-- begin Data shown --

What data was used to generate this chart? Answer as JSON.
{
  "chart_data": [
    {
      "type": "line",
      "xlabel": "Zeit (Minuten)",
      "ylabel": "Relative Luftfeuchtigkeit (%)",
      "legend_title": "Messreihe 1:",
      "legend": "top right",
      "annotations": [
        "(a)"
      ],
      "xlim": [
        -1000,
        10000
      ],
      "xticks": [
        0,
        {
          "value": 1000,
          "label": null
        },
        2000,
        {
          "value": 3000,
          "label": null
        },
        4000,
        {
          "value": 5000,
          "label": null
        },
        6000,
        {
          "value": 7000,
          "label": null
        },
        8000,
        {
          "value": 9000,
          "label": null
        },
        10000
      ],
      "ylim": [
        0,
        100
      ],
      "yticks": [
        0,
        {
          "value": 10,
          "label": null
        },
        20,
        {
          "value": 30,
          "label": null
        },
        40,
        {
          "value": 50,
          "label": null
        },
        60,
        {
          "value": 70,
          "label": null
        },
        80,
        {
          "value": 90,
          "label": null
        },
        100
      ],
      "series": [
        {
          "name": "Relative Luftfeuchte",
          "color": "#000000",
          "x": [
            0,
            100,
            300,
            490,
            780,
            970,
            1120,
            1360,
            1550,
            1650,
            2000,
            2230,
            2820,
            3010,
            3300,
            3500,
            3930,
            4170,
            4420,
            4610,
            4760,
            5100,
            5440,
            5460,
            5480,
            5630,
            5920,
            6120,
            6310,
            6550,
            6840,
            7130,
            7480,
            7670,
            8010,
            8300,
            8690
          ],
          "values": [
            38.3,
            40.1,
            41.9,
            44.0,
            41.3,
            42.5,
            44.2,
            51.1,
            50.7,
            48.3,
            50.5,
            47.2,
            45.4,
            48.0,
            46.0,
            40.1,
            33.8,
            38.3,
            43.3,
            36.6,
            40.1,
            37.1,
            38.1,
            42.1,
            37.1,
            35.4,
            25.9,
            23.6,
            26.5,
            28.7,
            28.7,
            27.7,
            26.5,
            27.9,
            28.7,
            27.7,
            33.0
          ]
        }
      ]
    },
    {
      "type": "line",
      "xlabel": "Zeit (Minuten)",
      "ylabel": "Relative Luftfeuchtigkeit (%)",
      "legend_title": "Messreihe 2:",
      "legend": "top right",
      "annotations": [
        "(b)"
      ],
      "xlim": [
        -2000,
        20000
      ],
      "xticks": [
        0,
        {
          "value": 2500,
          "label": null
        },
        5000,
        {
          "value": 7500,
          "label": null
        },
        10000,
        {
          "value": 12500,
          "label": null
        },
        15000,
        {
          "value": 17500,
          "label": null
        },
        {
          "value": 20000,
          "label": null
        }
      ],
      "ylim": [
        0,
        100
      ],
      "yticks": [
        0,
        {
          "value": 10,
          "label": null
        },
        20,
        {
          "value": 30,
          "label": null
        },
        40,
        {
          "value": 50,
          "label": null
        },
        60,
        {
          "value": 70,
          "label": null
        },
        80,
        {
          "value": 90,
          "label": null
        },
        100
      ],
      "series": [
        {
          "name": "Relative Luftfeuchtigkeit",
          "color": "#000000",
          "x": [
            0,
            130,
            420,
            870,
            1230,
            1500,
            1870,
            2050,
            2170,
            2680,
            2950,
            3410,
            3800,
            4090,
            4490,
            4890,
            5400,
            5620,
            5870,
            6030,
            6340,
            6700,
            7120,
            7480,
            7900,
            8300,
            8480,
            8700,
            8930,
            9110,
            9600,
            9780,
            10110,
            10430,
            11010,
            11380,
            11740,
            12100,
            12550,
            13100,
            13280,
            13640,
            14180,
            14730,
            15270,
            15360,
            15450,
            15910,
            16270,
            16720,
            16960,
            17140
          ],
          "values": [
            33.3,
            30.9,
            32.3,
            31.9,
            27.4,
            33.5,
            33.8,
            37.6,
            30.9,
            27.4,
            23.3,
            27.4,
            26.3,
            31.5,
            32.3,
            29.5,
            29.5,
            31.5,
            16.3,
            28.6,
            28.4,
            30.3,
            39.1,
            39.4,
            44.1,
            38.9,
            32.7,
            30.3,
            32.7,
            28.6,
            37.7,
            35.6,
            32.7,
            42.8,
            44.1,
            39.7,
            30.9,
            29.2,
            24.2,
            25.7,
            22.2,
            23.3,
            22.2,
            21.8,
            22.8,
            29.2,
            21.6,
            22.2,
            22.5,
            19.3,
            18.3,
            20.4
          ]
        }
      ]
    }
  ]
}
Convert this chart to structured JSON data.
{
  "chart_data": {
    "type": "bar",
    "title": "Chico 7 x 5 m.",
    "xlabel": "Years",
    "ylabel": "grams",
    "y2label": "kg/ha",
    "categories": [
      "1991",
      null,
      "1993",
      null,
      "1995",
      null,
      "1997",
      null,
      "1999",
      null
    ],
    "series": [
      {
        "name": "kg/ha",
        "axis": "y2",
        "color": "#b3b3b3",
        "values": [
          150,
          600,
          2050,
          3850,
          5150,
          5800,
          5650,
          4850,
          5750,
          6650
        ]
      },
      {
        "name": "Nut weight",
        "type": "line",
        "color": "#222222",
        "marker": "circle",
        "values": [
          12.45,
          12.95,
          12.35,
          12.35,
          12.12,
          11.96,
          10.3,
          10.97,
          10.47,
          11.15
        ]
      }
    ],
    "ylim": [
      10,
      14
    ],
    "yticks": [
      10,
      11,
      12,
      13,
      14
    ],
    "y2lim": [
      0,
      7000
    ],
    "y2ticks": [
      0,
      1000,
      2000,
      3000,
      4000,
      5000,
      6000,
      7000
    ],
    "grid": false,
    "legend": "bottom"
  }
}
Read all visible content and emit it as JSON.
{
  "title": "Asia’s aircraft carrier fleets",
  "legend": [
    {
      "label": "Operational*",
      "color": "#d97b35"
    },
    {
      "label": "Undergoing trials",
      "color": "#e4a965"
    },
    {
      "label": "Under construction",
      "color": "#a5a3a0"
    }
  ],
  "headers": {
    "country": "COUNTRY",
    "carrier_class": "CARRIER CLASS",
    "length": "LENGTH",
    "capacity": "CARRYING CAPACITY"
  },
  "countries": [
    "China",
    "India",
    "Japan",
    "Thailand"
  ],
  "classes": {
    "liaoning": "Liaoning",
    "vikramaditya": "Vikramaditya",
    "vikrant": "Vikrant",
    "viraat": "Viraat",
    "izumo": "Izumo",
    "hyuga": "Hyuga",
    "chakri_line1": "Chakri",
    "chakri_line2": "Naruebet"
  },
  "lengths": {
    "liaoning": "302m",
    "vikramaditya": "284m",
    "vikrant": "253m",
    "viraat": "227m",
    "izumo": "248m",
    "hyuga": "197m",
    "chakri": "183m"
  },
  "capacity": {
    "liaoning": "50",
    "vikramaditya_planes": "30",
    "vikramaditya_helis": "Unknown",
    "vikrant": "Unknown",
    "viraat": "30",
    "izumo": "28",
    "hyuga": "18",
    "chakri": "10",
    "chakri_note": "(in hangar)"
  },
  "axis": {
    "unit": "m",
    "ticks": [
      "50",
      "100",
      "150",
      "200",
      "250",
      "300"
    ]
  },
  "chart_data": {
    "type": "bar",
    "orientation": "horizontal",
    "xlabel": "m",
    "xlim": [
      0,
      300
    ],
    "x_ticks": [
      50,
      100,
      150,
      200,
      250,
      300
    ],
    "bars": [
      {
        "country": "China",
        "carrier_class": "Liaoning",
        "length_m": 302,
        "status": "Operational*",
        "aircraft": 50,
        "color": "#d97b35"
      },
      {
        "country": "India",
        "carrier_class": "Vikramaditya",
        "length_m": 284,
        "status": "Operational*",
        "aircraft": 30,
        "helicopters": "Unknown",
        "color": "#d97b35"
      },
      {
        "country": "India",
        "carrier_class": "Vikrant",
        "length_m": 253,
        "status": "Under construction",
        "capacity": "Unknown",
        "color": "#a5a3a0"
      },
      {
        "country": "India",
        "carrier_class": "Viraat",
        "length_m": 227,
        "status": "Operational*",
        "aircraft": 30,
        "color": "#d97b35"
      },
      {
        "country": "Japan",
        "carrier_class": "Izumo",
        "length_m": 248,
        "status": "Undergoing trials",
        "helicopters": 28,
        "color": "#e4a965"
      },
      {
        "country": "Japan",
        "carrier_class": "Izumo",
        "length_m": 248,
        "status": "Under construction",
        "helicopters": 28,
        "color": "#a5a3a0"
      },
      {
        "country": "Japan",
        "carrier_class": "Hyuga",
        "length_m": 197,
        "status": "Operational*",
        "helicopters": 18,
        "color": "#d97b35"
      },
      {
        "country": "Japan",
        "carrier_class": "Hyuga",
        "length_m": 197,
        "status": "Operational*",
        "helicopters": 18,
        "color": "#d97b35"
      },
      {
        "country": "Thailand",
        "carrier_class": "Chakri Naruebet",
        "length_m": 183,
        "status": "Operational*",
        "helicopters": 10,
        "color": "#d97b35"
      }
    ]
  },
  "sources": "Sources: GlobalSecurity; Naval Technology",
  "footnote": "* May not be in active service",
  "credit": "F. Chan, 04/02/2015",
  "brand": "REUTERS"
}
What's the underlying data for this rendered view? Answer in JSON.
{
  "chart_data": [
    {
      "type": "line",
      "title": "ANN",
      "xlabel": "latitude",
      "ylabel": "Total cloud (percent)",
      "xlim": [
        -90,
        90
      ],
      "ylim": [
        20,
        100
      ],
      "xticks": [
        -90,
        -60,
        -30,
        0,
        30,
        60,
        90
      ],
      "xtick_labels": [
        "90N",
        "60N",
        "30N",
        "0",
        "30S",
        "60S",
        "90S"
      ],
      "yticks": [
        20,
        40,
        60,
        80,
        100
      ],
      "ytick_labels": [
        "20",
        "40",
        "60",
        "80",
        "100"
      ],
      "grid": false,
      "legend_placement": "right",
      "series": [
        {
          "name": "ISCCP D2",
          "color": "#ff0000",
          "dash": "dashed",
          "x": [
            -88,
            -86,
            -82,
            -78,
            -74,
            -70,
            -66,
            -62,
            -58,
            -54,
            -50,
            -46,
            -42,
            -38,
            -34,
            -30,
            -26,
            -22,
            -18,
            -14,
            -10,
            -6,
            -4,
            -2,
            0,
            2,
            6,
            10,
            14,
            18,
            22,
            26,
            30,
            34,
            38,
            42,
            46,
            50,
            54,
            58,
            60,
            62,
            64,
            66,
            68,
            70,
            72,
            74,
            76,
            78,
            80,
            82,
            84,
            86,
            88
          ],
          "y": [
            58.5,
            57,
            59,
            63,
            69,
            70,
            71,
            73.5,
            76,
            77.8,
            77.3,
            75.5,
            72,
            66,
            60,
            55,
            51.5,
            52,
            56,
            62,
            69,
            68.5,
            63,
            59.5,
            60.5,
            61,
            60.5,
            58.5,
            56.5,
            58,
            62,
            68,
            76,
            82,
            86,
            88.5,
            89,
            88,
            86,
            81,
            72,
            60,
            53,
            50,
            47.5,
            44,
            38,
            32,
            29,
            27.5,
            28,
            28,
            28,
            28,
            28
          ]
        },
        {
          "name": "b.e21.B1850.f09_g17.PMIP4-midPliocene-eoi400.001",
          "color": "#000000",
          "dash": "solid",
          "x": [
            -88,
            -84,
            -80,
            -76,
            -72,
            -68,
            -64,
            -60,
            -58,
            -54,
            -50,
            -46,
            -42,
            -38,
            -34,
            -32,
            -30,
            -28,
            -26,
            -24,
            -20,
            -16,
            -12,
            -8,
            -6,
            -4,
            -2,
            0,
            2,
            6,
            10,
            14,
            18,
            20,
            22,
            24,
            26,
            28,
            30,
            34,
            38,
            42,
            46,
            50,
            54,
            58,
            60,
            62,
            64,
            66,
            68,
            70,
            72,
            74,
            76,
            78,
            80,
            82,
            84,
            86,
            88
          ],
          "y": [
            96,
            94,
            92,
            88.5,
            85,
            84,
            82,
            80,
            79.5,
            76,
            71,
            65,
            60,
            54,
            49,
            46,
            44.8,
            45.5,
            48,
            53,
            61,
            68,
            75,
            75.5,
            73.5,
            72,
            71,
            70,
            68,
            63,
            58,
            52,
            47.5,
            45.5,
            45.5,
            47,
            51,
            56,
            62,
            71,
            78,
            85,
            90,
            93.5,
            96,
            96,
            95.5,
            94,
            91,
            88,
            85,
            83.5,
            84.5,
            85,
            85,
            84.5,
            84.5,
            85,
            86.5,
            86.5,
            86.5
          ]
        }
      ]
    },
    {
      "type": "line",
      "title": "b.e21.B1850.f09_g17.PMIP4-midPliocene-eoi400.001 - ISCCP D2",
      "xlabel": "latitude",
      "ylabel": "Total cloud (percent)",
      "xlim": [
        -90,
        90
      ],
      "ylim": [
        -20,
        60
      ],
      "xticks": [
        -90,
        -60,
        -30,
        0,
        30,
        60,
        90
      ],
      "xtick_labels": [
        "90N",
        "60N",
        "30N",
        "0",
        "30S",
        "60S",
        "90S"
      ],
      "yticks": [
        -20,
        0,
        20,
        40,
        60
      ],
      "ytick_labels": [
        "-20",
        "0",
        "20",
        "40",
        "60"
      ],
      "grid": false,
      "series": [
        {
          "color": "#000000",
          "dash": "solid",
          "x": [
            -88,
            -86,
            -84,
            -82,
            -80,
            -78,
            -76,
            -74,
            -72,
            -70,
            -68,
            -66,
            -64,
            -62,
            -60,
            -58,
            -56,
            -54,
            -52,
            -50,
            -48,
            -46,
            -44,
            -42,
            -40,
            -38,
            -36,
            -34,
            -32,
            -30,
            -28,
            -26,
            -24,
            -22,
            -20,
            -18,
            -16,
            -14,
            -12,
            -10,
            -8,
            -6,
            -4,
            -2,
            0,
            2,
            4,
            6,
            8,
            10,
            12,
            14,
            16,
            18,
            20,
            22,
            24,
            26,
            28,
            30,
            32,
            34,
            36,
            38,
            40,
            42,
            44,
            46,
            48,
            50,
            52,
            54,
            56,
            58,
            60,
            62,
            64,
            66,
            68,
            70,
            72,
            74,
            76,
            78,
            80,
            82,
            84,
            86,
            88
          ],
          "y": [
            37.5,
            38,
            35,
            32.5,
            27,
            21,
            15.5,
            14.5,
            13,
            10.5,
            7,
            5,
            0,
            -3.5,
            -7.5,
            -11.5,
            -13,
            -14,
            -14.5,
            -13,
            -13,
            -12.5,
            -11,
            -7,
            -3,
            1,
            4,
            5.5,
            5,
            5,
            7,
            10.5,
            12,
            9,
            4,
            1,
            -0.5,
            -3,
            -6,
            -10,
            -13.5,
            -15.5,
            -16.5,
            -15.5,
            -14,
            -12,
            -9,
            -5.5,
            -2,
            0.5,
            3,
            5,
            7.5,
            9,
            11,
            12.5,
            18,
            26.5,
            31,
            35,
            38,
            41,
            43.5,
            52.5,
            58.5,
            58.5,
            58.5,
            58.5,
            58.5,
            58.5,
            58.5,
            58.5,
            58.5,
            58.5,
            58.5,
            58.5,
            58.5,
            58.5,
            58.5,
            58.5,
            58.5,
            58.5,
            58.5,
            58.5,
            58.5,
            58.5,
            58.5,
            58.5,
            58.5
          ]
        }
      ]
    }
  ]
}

-- end Data shown --

### [What the task asks]
Locate and copy each line in the data above that includes the word "aircraft".

### [Task answer]
  "title": "Asia’s aircraft carrier fleets",
        "aircraft": 50,
        "aircraft": 30,
        "aircraft": 30,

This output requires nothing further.